### TASK DESCRIPTION:
Read the records below and copy each line that contains "text".
•••••
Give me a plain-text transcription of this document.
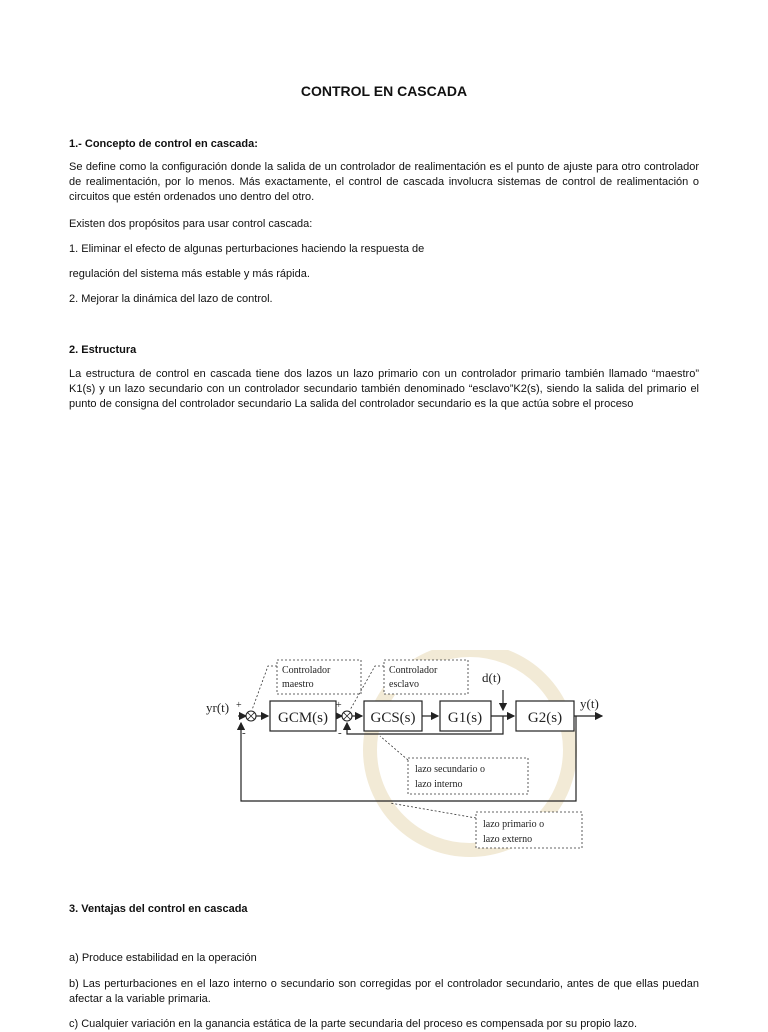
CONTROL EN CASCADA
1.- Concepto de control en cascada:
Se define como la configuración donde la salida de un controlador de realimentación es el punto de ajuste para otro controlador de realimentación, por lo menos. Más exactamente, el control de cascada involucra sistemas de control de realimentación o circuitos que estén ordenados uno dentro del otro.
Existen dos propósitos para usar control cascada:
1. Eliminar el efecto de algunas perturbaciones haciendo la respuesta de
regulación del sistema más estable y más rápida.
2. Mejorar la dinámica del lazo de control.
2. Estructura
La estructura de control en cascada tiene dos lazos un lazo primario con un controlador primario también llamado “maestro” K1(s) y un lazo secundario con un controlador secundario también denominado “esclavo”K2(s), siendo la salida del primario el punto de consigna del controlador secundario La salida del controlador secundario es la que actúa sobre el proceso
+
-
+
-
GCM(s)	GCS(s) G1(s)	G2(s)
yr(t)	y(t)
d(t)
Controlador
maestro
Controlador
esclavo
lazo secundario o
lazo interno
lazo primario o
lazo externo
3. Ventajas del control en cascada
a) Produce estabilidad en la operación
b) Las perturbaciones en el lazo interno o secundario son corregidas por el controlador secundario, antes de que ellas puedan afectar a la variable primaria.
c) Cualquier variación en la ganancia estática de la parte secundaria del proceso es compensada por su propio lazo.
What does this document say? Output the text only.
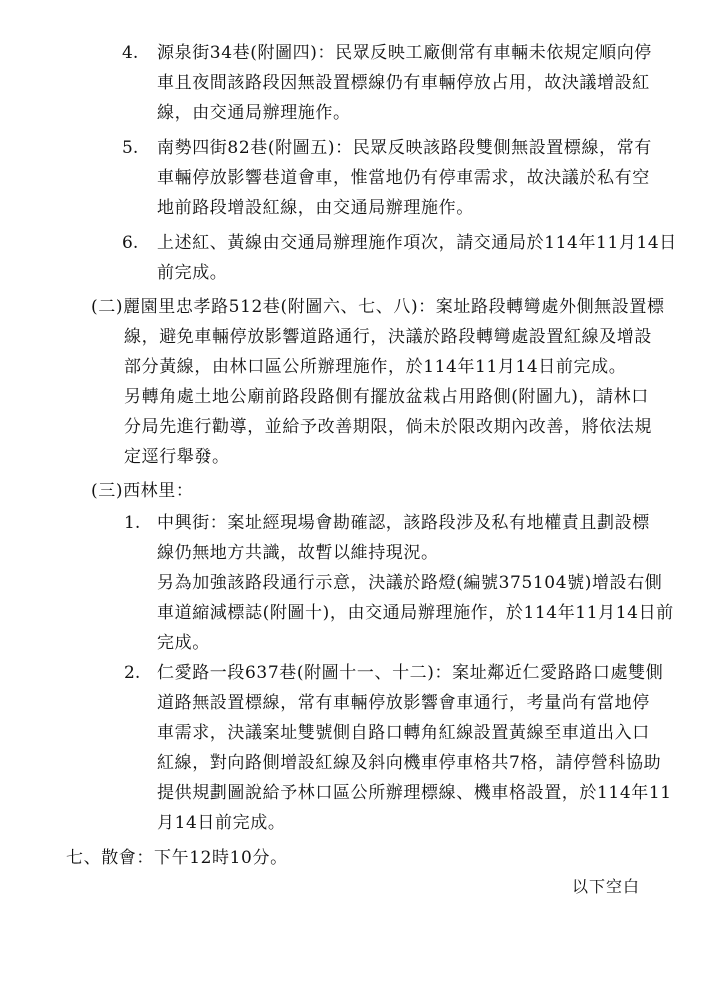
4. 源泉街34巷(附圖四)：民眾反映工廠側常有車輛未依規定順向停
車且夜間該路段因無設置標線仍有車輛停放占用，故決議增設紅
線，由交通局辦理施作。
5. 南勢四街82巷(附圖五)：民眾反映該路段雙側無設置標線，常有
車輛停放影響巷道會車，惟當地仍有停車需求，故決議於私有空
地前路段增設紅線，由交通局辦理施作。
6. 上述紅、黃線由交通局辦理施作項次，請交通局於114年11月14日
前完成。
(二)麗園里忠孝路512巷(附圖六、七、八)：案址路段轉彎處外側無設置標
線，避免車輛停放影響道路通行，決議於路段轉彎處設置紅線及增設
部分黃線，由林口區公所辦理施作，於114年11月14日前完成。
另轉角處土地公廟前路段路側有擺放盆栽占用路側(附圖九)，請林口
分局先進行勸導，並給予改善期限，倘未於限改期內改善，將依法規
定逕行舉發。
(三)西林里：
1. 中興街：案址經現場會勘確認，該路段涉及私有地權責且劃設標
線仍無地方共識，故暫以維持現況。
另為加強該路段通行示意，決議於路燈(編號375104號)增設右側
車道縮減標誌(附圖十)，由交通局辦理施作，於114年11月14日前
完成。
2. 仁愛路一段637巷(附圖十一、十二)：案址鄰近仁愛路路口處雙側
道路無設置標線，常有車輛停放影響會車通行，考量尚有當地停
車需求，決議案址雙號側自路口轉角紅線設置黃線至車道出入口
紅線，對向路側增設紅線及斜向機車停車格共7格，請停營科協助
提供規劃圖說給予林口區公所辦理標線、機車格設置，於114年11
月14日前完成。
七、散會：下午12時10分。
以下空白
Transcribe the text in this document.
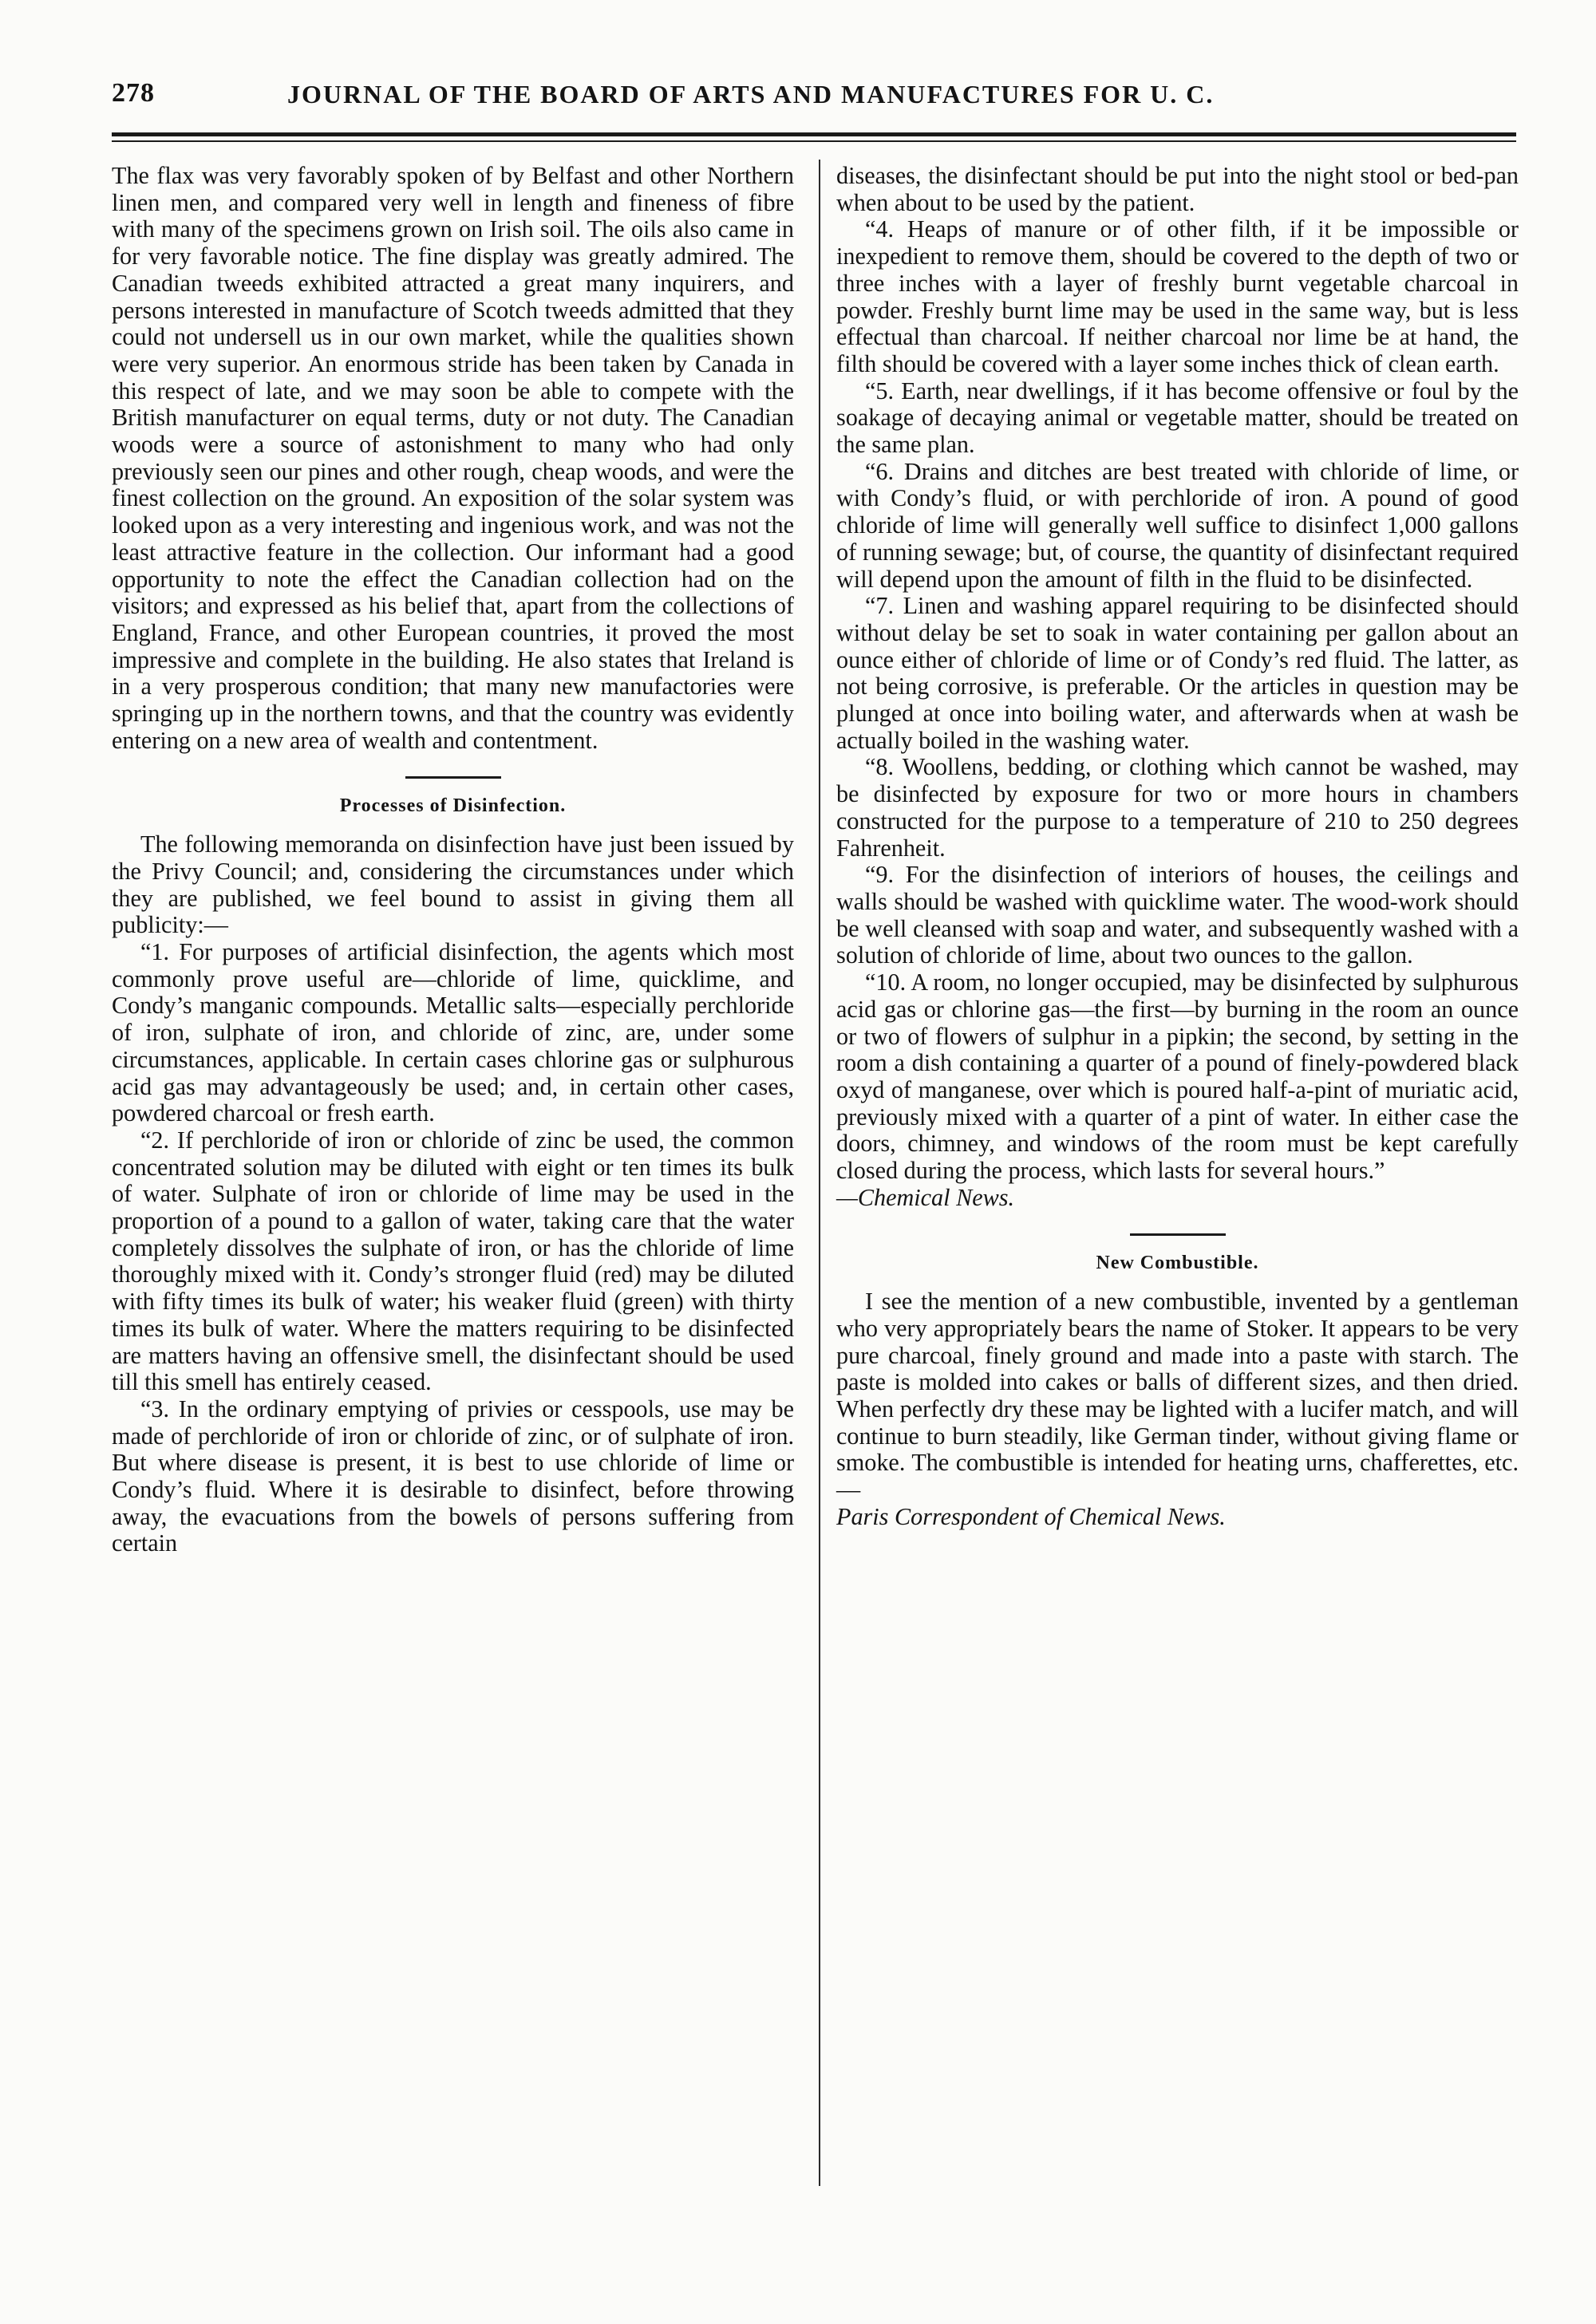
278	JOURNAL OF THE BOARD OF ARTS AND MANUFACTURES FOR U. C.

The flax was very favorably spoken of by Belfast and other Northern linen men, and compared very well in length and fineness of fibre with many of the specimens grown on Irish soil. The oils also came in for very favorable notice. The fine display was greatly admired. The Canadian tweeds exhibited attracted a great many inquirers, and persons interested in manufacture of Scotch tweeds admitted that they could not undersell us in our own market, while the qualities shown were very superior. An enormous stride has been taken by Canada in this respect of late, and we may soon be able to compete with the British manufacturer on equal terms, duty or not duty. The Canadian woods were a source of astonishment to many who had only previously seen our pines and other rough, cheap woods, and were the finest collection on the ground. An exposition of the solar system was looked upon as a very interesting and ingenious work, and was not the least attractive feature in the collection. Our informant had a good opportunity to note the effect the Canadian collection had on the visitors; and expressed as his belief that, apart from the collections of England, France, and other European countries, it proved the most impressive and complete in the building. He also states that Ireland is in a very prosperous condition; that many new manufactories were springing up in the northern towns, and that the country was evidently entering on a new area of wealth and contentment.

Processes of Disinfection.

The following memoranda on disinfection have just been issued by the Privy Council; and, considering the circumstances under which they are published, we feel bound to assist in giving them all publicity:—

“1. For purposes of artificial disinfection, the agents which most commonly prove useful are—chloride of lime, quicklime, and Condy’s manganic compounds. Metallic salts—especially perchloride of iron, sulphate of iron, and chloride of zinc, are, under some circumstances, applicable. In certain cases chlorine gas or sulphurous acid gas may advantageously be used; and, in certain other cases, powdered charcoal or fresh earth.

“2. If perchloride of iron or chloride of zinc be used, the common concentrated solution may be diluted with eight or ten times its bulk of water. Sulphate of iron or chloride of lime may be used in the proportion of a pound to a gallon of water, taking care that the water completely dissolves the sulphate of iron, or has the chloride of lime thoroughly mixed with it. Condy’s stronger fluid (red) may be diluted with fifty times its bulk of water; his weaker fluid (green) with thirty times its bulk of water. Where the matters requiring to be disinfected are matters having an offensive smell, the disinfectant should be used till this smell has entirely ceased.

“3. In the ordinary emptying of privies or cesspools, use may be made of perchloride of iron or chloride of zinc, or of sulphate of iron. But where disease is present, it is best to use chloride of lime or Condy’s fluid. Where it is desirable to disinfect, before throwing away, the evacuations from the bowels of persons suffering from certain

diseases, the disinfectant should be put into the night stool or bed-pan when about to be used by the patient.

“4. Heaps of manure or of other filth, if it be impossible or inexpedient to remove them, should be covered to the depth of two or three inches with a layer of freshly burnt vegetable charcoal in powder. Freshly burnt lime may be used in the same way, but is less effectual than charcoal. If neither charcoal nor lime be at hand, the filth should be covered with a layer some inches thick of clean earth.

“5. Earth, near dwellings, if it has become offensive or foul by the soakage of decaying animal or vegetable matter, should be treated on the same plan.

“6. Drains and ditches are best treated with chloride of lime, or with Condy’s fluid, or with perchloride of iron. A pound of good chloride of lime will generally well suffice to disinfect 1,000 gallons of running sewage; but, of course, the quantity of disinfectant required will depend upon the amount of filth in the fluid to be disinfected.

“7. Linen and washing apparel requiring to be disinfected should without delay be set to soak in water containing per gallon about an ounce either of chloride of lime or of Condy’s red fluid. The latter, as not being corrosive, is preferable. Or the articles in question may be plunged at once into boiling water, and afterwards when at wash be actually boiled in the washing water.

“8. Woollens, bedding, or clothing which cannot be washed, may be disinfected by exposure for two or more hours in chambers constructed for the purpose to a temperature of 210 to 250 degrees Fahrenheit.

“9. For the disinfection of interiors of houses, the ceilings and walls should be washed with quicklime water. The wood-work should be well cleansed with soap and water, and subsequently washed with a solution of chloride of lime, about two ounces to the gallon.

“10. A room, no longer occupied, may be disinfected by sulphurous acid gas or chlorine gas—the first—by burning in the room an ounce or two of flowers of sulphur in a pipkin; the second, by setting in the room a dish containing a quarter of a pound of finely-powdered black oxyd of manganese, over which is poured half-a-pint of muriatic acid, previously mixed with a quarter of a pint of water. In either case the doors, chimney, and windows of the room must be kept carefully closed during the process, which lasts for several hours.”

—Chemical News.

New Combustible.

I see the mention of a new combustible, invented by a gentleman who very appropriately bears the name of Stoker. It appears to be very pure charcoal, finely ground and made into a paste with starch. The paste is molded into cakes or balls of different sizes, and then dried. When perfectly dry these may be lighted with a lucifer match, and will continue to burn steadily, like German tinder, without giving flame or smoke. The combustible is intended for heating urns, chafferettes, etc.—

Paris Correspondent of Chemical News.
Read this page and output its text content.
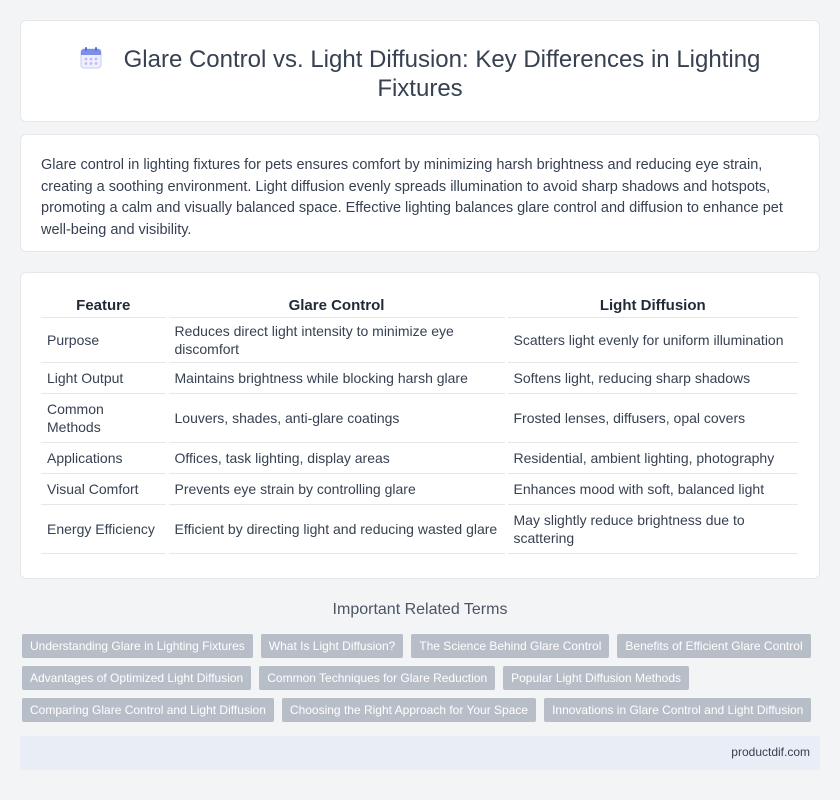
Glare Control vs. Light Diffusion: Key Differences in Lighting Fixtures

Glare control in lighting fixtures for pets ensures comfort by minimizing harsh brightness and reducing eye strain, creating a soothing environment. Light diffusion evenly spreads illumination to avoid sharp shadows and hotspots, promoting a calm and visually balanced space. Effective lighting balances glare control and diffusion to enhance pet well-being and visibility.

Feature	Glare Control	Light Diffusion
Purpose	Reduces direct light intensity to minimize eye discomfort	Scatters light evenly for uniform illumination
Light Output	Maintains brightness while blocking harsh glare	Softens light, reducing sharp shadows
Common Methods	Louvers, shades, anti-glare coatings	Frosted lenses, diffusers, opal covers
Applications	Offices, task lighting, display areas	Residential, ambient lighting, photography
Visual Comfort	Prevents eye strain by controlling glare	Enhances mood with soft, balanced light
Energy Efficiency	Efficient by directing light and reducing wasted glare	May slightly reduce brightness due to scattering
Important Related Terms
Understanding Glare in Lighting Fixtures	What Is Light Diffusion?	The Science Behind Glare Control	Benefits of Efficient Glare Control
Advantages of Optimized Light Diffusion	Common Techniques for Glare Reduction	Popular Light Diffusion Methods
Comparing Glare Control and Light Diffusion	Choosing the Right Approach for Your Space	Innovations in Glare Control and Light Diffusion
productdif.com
•••••
### THE COMPLETED TASK:
Give me a plain-text transcription of this document.
What does this document say? Output the text only.
Transcribe the text in this document.
Read this page and output its text content.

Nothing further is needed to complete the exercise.